What the task asks: Nothing may be dropped or altered: reproduce all the data.

Dataset:
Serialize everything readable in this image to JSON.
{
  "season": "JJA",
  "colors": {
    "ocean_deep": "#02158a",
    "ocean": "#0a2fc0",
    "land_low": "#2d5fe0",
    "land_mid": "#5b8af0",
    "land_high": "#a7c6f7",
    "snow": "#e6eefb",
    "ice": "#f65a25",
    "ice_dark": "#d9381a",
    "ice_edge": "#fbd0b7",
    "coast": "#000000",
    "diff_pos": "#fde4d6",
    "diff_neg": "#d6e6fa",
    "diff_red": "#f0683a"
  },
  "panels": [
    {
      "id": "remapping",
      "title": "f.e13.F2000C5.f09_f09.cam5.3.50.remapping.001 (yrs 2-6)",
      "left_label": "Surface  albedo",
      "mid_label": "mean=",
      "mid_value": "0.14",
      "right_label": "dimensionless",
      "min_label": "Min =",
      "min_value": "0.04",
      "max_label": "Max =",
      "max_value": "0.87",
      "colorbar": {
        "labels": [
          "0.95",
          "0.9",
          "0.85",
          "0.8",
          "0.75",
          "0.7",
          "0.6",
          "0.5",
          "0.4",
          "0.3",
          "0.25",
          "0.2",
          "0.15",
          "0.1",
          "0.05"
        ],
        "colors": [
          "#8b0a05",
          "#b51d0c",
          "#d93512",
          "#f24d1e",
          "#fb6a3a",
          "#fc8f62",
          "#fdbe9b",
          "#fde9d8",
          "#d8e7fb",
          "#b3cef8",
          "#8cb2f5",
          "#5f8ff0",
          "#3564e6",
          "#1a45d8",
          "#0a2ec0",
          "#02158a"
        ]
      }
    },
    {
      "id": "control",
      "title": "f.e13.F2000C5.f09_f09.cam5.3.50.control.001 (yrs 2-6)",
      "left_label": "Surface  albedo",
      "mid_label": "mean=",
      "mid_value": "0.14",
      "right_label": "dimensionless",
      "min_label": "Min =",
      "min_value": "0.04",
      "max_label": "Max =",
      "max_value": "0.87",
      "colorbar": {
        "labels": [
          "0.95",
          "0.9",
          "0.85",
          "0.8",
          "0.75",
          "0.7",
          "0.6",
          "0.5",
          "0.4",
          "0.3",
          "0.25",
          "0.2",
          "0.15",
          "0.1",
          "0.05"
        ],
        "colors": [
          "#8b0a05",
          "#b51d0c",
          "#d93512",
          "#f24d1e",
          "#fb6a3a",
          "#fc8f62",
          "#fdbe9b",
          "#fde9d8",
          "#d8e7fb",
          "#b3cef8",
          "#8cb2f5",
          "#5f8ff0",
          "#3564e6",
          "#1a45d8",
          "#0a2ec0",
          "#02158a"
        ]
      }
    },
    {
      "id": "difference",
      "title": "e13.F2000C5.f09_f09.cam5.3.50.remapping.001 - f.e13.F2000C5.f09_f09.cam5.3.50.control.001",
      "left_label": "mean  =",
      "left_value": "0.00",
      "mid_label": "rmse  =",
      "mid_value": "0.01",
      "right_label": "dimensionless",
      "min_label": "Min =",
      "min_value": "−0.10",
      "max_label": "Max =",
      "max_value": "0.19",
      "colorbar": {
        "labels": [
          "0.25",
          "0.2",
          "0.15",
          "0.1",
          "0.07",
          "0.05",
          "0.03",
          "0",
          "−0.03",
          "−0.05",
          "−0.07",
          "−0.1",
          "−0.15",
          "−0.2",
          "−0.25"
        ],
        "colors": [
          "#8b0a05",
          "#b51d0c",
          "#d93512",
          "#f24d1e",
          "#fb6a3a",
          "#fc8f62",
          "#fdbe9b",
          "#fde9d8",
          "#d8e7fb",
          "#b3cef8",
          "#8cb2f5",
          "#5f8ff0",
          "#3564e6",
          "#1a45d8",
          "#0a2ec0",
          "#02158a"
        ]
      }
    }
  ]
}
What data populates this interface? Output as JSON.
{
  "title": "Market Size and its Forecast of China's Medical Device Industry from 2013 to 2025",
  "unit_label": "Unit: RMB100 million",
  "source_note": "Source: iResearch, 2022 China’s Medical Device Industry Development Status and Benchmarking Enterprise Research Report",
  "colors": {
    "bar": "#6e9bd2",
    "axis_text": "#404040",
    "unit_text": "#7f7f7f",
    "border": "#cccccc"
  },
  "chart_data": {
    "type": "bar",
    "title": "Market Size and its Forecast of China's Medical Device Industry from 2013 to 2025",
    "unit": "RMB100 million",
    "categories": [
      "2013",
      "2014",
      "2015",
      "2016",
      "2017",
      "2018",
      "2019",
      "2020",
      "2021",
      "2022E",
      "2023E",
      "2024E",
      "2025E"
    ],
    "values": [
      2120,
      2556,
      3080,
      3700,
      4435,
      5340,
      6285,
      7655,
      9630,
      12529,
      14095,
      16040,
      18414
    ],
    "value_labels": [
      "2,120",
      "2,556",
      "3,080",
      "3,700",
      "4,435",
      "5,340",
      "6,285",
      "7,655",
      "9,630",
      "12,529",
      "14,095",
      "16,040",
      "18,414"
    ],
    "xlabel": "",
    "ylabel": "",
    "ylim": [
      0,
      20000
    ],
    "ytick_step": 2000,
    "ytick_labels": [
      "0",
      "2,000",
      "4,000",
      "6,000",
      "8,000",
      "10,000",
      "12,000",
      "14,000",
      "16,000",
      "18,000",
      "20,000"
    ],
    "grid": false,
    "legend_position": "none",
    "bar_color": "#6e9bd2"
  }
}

Correct output:
Serialize everything readable in this image to JSON.
{
  "season": "JJA",
  "colors": {
    "ocean_deep": "#02158a",
    "ocean": "#0a2fc0",
    "land_low": "#2d5fe0",
    "land_mid": "#5b8af0",
    "land_high": "#a7c6f7",
    "snow": "#e6eefb",
    "ice": "#f65a25",
    "ice_dark": "#d9381a",
    "ice_edge": "#fbd0b7",
    "coast": "#000000",
    "diff_pos": "#fde4d6",
    "diff_neg": "#d6e6fa",
    "diff_red": "#f0683a"
  },
  "panels": [
    {
      "id": "remapping",
      "title": "f.e13.F2000C5.f09_f09.cam5.3.50.remapping.001 (yrs 2-6)",
      "left_label": "Surface  albedo",
      "mid_label": "mean=",
      "mid_value": "0.14",
      "right_label": "dimensionless",
      "min_label": "Min =",
      "min_value": "0.04",
      "max_label": "Max =",
      "max_value": "0.87",
      "colorbar": {
        "labels": [
          "0.95",
          "0.9",
          "0.85",
          "0.8",
          "0.75",
          "0.7",
          "0.6",
          "0.5",
          "0.4",
          "0.3",
          "0.25",
          "0.2",
          "0.15",
          "0.1",
          "0.05"
        ],
        "colors": [
          "#8b0a05",
          "#b51d0c",
          "#d93512",
          "#f24d1e",
          "#fb6a3a",
          "#fc8f62",
          "#fdbe9b",
          "#fde9d8",
          "#d8e7fb",
          "#b3cef8",
          "#8cb2f5",
          "#5f8ff0",
          "#3564e6",
          "#1a45d8",
          "#0a2ec0",
          "#02158a"
        ]
      }
    },
    {
      "id": "control",
      "title": "f.e13.F2000C5.f09_f09.cam5.3.50.control.001 (yrs 2-6)",
      "left_label": "Surface  albedo",
      "mid_label": "mean=",
      "mid_value": "0.14",
      "right_label": "dimensionless",
      "min_label": "Min =",
      "min_value": "0.04",
      "max_label": "Max =",
      "max_value": "0.87",
      "colorbar": {
        "labels": [
          "0.95",
          "0.9",
          "0.85",
          "0.8",
          "0.75",
          "0.7",
          "0.6",
          "0.5",
          "0.4",
          "0.3",
          "0.25",
          "0.2",
          "0.15",
          "0.1",
          "0.05"
        ],
        "colors": [
          "#8b0a05",
          "#b51d0c",
          "#d93512",
          "#f24d1e",
          "#fb6a3a",
          "#fc8f62",
          "#fdbe9b",
          "#fde9d8",
          "#d8e7fb",
          "#b3cef8",
          "#8cb2f5",
          "#5f8ff0",
          "#3564e6",
          "#1a45d8",
          "#0a2ec0",
          "#02158a"
        ]
      }
    },
    {
      "id": "difference",
      "title": "e13.F2000C5.f09_f09.cam5.3.50.remapping.001 - f.e13.F2000C5.f09_f09.cam5.3.50.control.001",
      "left_label": "mean  =",
      "left_value": "0.00",
      "mid_label": "rmse  =",
      "mid_value": "0.01",
      "right_label": "dimensionless",
      "min_label": "Min =",
      "min_value": "−0.10",
      "max_label": "Max =",
      "max_value": "0.19",
      "colorbar": {
        "labels": [
          "0.25",
          "0.2",
          "0.15",
          "0.1",
          "0.07",
          "0.05",
          "0.03",
          "0",
          "−0.03",
          "−0.05",
          "−0.07",
          "−0.1",
          "−0.15",
          "−0.2",
          "−0.25"
        ],
        "colors": [
          "#8b0a05",
          "#b51d0c",
          "#d93512",
          "#f24d1e",
          "#fb6a3a",
          "#fc8f62",
          "#fdbe9b",
          "#fde9d8",
          "#d8e7fb",
          "#b3cef8",
          "#8cb2f5",
          "#5f8ff0",
          "#3564e6",
          "#1a45d8",
          "#0a2ec0",
          "#02158a"
        ]
      }
    }
  ]
}
What data populates this interface? Output as JSON.
{
  "title": "Market Size and its Forecast of China's Medical Device Industry from 2013 to 2025",
  "unit_label": "Unit: RMB100 million",
  "source_note": "Source: iResearch, 2022 China’s Medical Device Industry Development Status and Benchmarking Enterprise Research Report",
  "colors": {
    "bar": "#6e9bd2",
    "axis_text": "#404040",
    "unit_text": "#7f7f7f",
    "border": "#cccccc"
  },
  "chart_data": {
    "type": "bar",
    "title": "Market Size and its Forecast of China's Medical Device Industry from 2013 to 2025",
    "unit": "RMB100 million",
    "categories": [
      "2013",
      "2014",
      "2015",
      "2016",
      "2017",
      "2018",
      "2019",
      "2020",
      "2021",
      "2022E",
      "2023E",
      "2024E",
      "2025E"
    ],
    "values": [
      2120,
      2556,
      3080,
      3700,
      4435,
      5340,
      6285,
      7655,
      9630,
      12529,
      14095,
      16040,
      18414
    ],
    "value_labels": [
      "2,120",
      "2,556",
      "3,080",
      "3,700",
      "4,435",
      "5,340",
      "6,285",
      "7,655",
      "9,630",
      "12,529",
      "14,095",
      "16,040",
      "18,414"
    ],
    "xlabel": "",
    "ylabel": "",
    "ylim": [
      0,
      20000
    ],
    "ytick_step": 2000,
    "ytick_labels": [
      "0",
      "2,000",
      "4,000",
      "6,000",
      "8,000",
      "10,000",
      "12,000",
      "14,000",
      "16,000",
      "18,000",
      "20,000"
    ],
    "grid": false,
    "legend_position": "none",
    "bar_color": "#6e9bd2"
  }
}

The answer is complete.